## What needs to be done
The data below must be copied in full and without any change.

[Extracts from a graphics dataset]
┄┄┄┄┄┄┄┄┄┄┄┄┄┄┄┄┄┄┄┄

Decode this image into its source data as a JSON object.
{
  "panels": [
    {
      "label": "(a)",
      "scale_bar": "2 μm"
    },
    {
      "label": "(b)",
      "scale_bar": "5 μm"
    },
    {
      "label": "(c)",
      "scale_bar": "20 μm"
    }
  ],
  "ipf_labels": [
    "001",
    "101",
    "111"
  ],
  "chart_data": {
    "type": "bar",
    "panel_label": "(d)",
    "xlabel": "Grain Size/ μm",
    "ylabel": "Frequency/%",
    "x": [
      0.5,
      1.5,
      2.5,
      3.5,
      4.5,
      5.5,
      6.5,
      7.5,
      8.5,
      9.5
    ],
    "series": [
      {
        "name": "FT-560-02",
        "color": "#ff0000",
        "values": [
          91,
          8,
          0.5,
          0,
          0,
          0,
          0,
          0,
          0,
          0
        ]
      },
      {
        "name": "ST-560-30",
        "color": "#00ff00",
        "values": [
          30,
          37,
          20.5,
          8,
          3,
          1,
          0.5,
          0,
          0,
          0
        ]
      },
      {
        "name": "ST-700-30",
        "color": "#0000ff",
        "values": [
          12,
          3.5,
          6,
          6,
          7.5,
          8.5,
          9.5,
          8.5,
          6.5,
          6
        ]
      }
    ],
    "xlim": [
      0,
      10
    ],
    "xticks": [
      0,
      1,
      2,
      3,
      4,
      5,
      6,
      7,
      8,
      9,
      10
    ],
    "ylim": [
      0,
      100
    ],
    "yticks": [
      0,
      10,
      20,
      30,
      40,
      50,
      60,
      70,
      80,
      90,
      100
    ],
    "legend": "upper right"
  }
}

┄┄┄┄┄┄┄┄┄┄┄┄┄┄┄┄┄┄┄┄

## Solution to this task
Decode this image into its source data as a JSON object.
{
  "panels": [
    {
      "label": "(a)",
      "scale_bar": "2 μm"
    },
    {
      "label": "(b)",
      "scale_bar": "5 μm"
    },
    {
      "label": "(c)",
      "scale_bar": "20 μm"
    }
  ],
  "ipf_labels": [
    "001",
    "101",
    "111"
  ],
  "chart_data": {
    "type": "bar",
    "panel_label": "(d)",
    "xlabel": "Grain Size/ μm",
    "ylabel": "Frequency/%",
    "x": [
      0.5,
      1.5,
      2.5,
      3.5,
      4.5,
      5.5,
      6.5,
      7.5,
      8.5,
      9.5
    ],
    "series": [
      {
        "name": "FT-560-02",
        "color": "#ff0000",
        "values": [
          91,
          8,
          0.5,
          0,
          0,
          0,
          0,
          0,
          0,
          0
        ]
      },
      {
        "name": "ST-560-30",
        "color": "#00ff00",
        "values": [
          30,
          37,
          20.5,
          8,
          3,
          1,
          0.5,
          0,
          0,
          0
        ]
      },
      {
        "name": "ST-700-30",
        "color": "#0000ff",
        "values": [
          12,
          3.5,
          6,
          6,
          7.5,
          8.5,
          9.5,
          8.5,
          6.5,
          6
        ]
      }
    ],
    "xlim": [
      0,
      10
    ],
    "xticks": [
      0,
      1,
      2,
      3,
      4,
      5,
      6,
      7,
      8,
      9,
      10
    ],
    "ylim": [
      0,
      100
    ],
    "yticks": [
      0,
      10,
      20,
      30,
      40,
      50,
      60,
      70,
      80,
      90,
      100
    ],
    "legend": "upper right"
  }
}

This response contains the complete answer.